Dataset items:
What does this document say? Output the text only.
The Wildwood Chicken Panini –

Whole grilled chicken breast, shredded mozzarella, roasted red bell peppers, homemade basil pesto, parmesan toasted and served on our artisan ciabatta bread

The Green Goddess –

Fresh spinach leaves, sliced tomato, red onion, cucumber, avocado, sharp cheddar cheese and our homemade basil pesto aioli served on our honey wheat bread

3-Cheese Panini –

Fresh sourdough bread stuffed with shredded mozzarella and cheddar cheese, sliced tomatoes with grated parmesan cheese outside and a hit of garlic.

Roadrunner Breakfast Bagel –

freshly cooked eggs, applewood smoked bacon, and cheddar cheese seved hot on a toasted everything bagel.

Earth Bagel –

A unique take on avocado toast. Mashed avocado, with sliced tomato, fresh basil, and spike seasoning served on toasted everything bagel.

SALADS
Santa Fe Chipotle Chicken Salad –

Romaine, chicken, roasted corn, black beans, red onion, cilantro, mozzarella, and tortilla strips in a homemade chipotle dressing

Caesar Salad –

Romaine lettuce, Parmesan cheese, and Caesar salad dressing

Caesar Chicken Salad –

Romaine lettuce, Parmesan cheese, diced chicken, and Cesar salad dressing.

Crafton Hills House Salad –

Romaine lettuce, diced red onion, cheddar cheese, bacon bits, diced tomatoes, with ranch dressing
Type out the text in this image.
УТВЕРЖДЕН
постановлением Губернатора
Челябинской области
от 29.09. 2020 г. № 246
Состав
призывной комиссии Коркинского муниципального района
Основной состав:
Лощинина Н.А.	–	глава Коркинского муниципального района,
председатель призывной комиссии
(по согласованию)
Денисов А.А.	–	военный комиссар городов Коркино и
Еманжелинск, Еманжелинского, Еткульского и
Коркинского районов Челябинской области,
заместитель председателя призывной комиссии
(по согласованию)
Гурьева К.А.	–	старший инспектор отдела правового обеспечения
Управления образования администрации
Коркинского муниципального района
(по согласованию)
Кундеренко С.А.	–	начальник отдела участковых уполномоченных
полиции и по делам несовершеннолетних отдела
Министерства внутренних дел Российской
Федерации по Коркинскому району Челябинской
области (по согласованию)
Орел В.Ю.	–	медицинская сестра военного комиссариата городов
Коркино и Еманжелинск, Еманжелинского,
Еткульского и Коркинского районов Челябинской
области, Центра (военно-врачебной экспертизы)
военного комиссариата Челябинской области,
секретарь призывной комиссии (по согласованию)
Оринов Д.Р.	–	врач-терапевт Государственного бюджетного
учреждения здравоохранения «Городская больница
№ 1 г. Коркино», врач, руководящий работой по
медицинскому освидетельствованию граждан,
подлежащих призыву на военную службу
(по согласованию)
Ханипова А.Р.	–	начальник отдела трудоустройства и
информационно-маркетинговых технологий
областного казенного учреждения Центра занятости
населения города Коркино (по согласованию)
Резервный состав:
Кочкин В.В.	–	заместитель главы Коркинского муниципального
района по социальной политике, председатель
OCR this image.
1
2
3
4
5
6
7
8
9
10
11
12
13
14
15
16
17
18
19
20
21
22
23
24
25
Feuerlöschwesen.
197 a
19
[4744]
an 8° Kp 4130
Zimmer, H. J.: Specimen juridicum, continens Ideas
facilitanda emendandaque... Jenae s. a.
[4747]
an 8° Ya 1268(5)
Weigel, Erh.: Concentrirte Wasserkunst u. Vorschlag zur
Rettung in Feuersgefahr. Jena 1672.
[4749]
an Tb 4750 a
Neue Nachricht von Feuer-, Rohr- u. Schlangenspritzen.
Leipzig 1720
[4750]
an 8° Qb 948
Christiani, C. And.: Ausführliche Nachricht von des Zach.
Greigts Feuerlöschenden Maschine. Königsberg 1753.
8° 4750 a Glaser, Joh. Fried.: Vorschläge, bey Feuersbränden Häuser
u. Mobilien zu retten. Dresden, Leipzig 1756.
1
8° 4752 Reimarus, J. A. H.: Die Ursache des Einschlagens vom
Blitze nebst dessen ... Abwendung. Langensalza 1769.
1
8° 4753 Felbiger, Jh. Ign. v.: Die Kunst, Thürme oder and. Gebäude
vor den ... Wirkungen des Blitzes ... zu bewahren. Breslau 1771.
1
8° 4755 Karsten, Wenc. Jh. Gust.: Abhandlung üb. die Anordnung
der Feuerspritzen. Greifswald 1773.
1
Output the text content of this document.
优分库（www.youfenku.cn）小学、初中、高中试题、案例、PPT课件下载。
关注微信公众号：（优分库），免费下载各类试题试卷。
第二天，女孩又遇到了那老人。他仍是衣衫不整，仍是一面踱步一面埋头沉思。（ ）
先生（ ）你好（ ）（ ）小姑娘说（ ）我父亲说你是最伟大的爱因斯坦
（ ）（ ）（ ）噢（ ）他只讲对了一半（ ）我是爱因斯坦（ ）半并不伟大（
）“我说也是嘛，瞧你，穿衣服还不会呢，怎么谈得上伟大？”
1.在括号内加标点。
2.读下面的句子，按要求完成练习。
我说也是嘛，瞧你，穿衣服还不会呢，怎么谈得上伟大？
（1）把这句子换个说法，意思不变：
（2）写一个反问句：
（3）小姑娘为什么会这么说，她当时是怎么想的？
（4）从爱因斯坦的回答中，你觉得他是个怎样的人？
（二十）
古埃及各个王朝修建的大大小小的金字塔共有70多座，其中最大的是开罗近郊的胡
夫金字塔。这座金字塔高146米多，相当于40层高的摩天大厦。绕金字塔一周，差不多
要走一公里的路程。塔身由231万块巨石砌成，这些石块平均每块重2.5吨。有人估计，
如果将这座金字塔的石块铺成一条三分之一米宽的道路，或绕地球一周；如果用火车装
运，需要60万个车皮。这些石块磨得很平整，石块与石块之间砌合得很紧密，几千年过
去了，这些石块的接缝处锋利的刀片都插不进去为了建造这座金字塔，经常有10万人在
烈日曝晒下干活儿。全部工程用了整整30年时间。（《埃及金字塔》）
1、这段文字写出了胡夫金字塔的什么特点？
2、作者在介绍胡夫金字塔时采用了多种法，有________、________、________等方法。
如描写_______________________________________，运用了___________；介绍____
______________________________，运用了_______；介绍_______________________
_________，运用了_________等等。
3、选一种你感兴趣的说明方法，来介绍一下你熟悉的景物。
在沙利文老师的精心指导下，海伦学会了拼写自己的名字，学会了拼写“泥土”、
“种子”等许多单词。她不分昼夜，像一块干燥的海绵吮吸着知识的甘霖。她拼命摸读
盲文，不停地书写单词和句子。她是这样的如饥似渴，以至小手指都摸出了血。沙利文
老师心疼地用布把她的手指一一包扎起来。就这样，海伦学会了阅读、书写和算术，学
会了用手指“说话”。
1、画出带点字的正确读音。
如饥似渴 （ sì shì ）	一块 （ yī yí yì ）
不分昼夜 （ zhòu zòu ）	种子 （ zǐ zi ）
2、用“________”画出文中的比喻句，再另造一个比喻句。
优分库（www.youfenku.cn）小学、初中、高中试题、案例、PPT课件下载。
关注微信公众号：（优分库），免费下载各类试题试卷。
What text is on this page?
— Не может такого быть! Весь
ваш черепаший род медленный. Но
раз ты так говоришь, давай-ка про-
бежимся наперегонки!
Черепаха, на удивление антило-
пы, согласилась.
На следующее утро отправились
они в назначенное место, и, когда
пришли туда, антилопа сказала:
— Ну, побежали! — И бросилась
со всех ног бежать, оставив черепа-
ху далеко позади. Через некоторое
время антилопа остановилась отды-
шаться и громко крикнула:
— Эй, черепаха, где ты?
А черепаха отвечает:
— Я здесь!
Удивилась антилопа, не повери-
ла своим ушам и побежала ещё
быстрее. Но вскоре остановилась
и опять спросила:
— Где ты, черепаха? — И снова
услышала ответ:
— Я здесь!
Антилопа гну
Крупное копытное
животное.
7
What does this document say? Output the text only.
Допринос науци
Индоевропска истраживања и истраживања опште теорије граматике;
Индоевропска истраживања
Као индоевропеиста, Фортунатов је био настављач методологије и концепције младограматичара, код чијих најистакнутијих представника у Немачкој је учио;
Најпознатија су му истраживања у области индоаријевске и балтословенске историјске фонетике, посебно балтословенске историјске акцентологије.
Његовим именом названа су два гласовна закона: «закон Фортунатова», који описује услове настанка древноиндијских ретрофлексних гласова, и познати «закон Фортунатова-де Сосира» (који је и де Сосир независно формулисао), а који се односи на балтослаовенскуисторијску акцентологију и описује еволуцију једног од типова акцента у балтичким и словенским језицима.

*TASK PROMPT*.
Filter the entries and copy out every line with the word "остановилась".

*RESULT OF THE TASK*.
время антилопа остановилась отды-
быстрее. Но вскоре остановилась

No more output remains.